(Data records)
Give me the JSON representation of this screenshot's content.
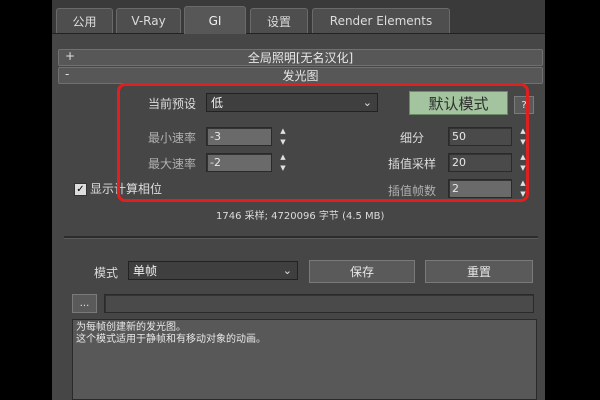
{
  "tabs": [
    "公用",
    "V-Ray",
    "GI",
    "设置",
    "Render Elements"
  ],
  "rollouts": {
    "global": {
      "sign": "+",
      "title": "全局照明[无名汉化]"
    },
    "irradiance": {
      "sign": "-",
      "title": "发光图"
    }
  },
  "preset": {
    "label": "当前预设",
    "value": "低",
    "default_button": "默认模式",
    "help_button": "?"
  },
  "min_rate": {
    "label": "最小速率",
    "value": "-3"
  },
  "max_rate": {
    "label": "最大速率",
    "value": "-2"
  },
  "subdivs": {
    "label": "细分",
    "value": "50"
  },
  "interp_samples": {
    "label": "插值采样",
    "value": "20"
  },
  "interp_frames": {
    "label": "插值帧数",
    "value": "2"
  },
  "show_calc": {
    "label": "显示计算相位",
    "checked": true,
    "check_glyph": "✓"
  },
  "stats": "1746 采样; 4720096 字节 (4.5 MB)",
  "mode": {
    "label": "模式",
    "value": "单帧",
    "save_button": "保存",
    "reset_button": "重置"
  },
  "browse_button": "...",
  "description_lines": [
    "为每帧创建新的发光图。",
    "这个模式适用于静帧和有移动对象的动画。"
  ],
  "colors": {
    "highlight_border": "#e21f1f",
    "default_button_bg": "#a3c49f"
  }
}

**What needs to be done**
The word "value" appears in how many lines of the records? Give the number only.

**Written answer**
7